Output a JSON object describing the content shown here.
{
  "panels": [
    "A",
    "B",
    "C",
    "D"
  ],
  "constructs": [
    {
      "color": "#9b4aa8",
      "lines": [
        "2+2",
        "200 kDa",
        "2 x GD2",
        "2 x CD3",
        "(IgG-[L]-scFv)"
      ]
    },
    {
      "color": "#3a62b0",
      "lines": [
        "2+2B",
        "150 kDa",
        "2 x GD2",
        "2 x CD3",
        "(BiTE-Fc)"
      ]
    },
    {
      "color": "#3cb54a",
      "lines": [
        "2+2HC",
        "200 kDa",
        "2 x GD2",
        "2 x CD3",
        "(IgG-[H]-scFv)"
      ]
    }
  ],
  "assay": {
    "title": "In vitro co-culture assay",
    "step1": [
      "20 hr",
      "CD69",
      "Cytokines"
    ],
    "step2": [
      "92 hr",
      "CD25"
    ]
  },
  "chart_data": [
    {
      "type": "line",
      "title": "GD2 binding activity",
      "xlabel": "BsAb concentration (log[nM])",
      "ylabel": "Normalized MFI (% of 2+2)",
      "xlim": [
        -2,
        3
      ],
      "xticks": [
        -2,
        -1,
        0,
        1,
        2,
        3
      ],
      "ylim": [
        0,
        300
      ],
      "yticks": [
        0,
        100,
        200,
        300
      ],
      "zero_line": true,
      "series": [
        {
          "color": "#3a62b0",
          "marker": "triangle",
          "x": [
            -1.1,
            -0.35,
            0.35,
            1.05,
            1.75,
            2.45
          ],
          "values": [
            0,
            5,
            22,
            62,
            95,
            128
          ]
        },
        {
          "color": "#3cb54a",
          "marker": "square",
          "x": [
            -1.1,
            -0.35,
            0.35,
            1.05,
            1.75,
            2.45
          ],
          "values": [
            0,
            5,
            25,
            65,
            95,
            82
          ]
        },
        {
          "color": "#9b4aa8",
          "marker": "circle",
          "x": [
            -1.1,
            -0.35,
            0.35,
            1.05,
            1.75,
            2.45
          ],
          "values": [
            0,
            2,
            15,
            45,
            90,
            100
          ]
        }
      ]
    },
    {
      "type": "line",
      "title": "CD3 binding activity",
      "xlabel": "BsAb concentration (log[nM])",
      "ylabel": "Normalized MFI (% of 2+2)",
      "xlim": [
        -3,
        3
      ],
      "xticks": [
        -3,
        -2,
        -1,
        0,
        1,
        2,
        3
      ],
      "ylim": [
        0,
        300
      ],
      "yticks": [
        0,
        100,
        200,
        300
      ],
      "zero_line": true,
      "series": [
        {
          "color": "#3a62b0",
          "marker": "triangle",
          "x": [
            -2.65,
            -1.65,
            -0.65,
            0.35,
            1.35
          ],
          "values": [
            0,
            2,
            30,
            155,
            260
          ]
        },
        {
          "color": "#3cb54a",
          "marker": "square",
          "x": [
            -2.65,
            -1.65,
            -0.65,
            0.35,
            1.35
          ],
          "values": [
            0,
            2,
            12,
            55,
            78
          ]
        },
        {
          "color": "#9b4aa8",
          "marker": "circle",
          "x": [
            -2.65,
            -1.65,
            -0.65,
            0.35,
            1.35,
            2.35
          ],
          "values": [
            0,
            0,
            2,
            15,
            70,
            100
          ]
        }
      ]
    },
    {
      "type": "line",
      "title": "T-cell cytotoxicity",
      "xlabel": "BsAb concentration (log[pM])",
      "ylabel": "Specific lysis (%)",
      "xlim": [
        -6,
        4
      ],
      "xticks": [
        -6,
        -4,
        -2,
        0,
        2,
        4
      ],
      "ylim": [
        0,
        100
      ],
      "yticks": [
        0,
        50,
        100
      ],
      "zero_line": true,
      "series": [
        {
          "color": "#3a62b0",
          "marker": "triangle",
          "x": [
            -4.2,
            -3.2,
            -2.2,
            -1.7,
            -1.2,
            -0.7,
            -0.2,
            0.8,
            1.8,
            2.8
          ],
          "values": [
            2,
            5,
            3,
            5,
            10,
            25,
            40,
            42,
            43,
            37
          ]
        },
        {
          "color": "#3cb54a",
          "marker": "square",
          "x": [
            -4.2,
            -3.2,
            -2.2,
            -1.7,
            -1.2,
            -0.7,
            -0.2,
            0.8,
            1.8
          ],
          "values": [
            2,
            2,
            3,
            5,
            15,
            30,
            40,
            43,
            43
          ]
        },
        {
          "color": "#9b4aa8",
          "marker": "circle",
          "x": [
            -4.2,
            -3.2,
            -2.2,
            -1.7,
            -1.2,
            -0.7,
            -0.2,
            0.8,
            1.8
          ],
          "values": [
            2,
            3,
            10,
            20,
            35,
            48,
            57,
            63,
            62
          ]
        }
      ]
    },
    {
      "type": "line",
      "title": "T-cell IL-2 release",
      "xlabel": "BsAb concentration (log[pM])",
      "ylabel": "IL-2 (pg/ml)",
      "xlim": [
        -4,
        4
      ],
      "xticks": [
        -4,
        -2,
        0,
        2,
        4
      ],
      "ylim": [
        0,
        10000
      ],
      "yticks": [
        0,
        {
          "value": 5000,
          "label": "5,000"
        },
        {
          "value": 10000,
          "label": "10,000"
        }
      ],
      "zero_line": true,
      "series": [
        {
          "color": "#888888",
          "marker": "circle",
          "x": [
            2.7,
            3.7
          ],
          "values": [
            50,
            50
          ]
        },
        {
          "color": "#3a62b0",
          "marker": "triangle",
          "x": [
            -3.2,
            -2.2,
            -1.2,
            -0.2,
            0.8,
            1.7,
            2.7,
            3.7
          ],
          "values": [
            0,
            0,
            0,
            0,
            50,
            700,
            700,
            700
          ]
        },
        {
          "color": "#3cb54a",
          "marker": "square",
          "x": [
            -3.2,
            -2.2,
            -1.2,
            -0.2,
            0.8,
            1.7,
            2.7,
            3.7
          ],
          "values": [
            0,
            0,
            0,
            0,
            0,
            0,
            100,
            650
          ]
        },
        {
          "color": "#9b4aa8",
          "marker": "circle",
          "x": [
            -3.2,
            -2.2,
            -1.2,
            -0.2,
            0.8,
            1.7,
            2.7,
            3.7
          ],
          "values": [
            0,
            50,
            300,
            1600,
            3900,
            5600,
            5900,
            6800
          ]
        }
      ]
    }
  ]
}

Task goal →
After reading the listing, copy all of it out exactly.

Exercise result →
Output a JSON object describing the content shown here.
{
  "panels": [
    "A",
    "B",
    "C",
    "D"
  ],
  "constructs": [
    {
      "color": "#9b4aa8",
      "lines": [
        "2+2",
        "200 kDa",
        "2 x GD2",
        "2 x CD3",
        "(IgG-[L]-scFv)"
      ]
    },
    {
      "color": "#3a62b0",
      "lines": [
        "2+2B",
        "150 kDa",
        "2 x GD2",
        "2 x CD3",
        "(BiTE-Fc)"
      ]
    },
    {
      "color": "#3cb54a",
      "lines": [
        "2+2HC",
        "200 kDa",
        "2 x GD2",
        "2 x CD3",
        "(IgG-[H]-scFv)"
      ]
    }
  ],
  "assay": {
    "title": "In vitro co-culture assay",
    "step1": [
      "20 hr",
      "CD69",
      "Cytokines"
    ],
    "step2": [
      "92 hr",
      "CD25"
    ]
  },
  "chart_data": [
    {
      "type": "line",
      "title": "GD2 binding activity",
      "xlabel": "BsAb concentration (log[nM])",
      "ylabel": "Normalized MFI (% of 2+2)",
      "xlim": [
        -2,
        3
      ],
      "xticks": [
        -2,
        -1,
        0,
        1,
        2,
        3
      ],
      "ylim": [
        0,
        300
      ],
      "yticks": [
        0,
        100,
        200,
        300
      ],
      "zero_line": true,
      "series": [
        {
          "color": "#3a62b0",
          "marker": "triangle",
          "x": [
            -1.1,
            -0.35,
            0.35,
            1.05,
            1.75,
            2.45
          ],
          "values": [
            0,
            5,
            22,
            62,
            95,
            128
          ]
        },
        {
          "color": "#3cb54a",
          "marker": "square",
          "x": [
            -1.1,
            -0.35,
            0.35,
            1.05,
            1.75,
            2.45
          ],
          "values": [
            0,
            5,
            25,
            65,
            95,
            82
          ]
        },
        {
          "color": "#9b4aa8",
          "marker": "circle",
          "x": [
            -1.1,
            -0.35,
            0.35,
            1.05,
            1.75,
            2.45
          ],
          "values": [
            0,
            2,
            15,
            45,
            90,
            100
          ]
        }
      ]
    },
    {
      "type": "line",
      "title": "CD3 binding activity",
      "xlabel": "BsAb concentration (log[nM])",
      "ylabel": "Normalized MFI (% of 2+2)",
      "xlim": [
        -3,
        3
      ],
      "xticks": [
        -3,
        -2,
        -1,
        0,
        1,
        2,
        3
      ],
      "ylim": [
        0,
        300
      ],
      "yticks": [
        0,
        100,
        200,
        300
      ],
      "zero_line": true,
      "series": [
        {
          "color": "#3a62b0",
          "marker": "triangle",
          "x": [
            -2.65,
            -1.65,
            -0.65,
            0.35,
            1.35
          ],
          "values": [
            0,
            2,
            30,
            155,
            260
          ]
        },
        {
          "color": "#3cb54a",
          "marker": "square",
          "x": [
            -2.65,
            -1.65,
            -0.65,
            0.35,
            1.35
          ],
          "values": [
            0,
            2,
            12,
            55,
            78
          ]
        },
        {
          "color": "#9b4aa8",
          "marker": "circle",
          "x": [
            -2.65,
            -1.65,
            -0.65,
            0.35,
            1.35,
            2.35
          ],
          "values": [
            0,
            0,
            2,
            15,
            70,
            100
          ]
        }
      ]
    },
    {
      "type": "line",
      "title": "T-cell cytotoxicity",
      "xlabel": "BsAb concentration (log[pM])",
      "ylabel": "Specific lysis (%)",
      "xlim": [
        -6,
        4
      ],
      "xticks": [
        -6,
        -4,
        -2,
        0,
        2,
        4
      ],
      "ylim": [
        0,
        100
      ],
      "yticks": [
        0,
        50,
        100
      ],
      "zero_line": true,
      "series": [
        {
          "color": "#3a62b0",
          "marker": "triangle",
          "x": [
            -4.2,
            -3.2,
            -2.2,
            -1.7,
            -1.2,
            -0.7,
            -0.2,
            0.8,
            1.8,
            2.8
          ],
          "values": [
            2,
            5,
            3,
            5,
            10,
            25,
            40,
            42,
            43,
            37
          ]
        },
        {
          "color": "#3cb54a",
          "marker": "square",
          "x": [
            -4.2,
            -3.2,
            -2.2,
            -1.7,
            -1.2,
            -0.7,
            -0.2,
            0.8,
            1.8
          ],
          "values": [
            2,
            2,
            3,
            5,
            15,
            30,
            40,
            43,
            43
          ]
        },
        {
          "color": "#9b4aa8",
          "marker": "circle",
          "x": [
            -4.2,
            -3.2,
            -2.2,
            -1.7,
            -1.2,
            -0.7,
            -0.2,
            0.8,
            1.8
          ],
          "values": [
            2,
            3,
            10,
            20,
            35,
            48,
            57,
            63,
            62
          ]
        }
      ]
    },
    {
      "type": "line",
      "title": "T-cell IL-2 release",
      "xlabel": "BsAb concentration (log[pM])",
      "ylabel": "IL-2 (pg/ml)",
      "xlim": [
        -4,
        4
      ],
      "xticks": [
        -4,
        -2,
        0,
        2,
        4
      ],
      "ylim": [
        0,
        10000
      ],
      "yticks": [
        0,
        {
          "value": 5000,
          "label": "5,000"
        },
        {
          "value": 10000,
          "label": "10,000"
        }
      ],
      "zero_line": true,
      "series": [
        {
          "color": "#888888",
          "marker": "circle",
          "x": [
            2.7,
            3.7
          ],
          "values": [
            50,
            50
          ]
        },
        {
          "color": "#3a62b0",
          "marker": "triangle",
          "x": [
            -3.2,
            -2.2,
            -1.2,
            -0.2,
            0.8,
            1.7,
            2.7,
            3.7
          ],
          "values": [
            0,
            0,
            0,
            0,
            50,
            700,
            700,
            700
          ]
        },
        {
          "color": "#3cb54a",
          "marker": "square",
          "x": [
            -3.2,
            -2.2,
            -1.2,
            -0.2,
            0.8,
            1.7,
            2.7,
            3.7
          ],
          "values": [
            0,
            0,
            0,
            0,
            0,
            0,
            100,
            650
          ]
        },
        {
          "color": "#9b4aa8",
          "marker": "circle",
          "x": [
            -3.2,
            -2.2,
            -1.2,
            -0.2,
            0.8,
            1.7,
            2.7,
            3.7
          ],
          "values": [
            0,
            50,
            300,
            1600,
            3900,
            5600,
            5900,
            6800
          ]
        }
      ]
    }
  ]
}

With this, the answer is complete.